Your task is to copy the material exactly.

▶ [INPUT RECORDS]:
────────────────────
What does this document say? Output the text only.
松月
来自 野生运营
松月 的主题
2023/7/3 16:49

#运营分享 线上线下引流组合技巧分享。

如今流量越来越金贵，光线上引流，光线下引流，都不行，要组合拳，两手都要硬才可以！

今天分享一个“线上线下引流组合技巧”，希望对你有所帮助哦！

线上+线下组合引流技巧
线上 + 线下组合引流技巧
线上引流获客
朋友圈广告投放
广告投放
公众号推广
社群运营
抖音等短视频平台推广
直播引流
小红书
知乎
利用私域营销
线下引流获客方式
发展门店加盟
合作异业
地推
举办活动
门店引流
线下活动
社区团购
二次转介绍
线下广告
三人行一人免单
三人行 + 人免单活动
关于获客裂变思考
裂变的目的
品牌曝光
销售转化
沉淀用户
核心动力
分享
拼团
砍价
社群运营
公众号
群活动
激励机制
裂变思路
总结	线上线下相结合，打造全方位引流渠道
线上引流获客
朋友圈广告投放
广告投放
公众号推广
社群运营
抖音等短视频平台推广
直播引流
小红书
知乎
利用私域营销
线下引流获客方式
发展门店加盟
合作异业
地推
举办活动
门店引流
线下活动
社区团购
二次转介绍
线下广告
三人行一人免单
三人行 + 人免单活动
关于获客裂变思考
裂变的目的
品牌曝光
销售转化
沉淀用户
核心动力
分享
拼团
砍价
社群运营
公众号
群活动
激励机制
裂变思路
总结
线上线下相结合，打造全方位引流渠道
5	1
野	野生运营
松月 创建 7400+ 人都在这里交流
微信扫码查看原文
────────────────────
▶ [OUTPUT FOR THIS EXERCISE]:
What does this document say? Output the text only.
松月
来自 野生运营
松月 的主题
2023/7/3 16:49

#运营分享 线上线下引流组合技巧分享。

如今流量越来越金贵，光线上引流，光线下引流，都不行，要组合拳，两手都要硬才可以！

今天分享一个“线上线下引流组合技巧”，希望对你有所帮助哦！

线上+线下组合引流技巧
线上 + 线下组合引流技巧
线上引流获客
朋友圈广告投放
广告投放
公众号推广
社群运营
抖音等短视频平台推广
直播引流
小红书
知乎
利用私域营销
线下引流获客方式
发展门店加盟
合作异业
地推
举办活动
门店引流
线下活动
社区团购
二次转介绍
线下广告
三人行一人免单
三人行 + 人免单活动
关于获客裂变思考
裂变的目的
品牌曝光
销售转化
沉淀用户
核心动力
分享
拼团
砍价
社群运营
公众号
群活动
激励机制
裂变思路
总结	线上线下相结合，打造全方位引流渠道
线上引流获客
朋友圈广告投放
广告投放
公众号推广
社群运营
抖音等短视频平台推广
直播引流
小红书
知乎
利用私域营销
线下引流获客方式
发展门店加盟
合作异业
地推
举办活动
门店引流
线下活动
社区团购
二次转介绍
线下广告
三人行一人免单
三人行 + 人免单活动
关于获客裂变思考
裂变的目的
品牌曝光
销售转化
沉淀用户
核心动力
分享
拼团
砍价
社群运营
公众号
群活动
激励机制
裂变思路
总结
线上线下相结合，打造全方位引流渠道
5	1
野	野生运营
松月 创建 7400+ 人都在这里交流
微信扫码查看原文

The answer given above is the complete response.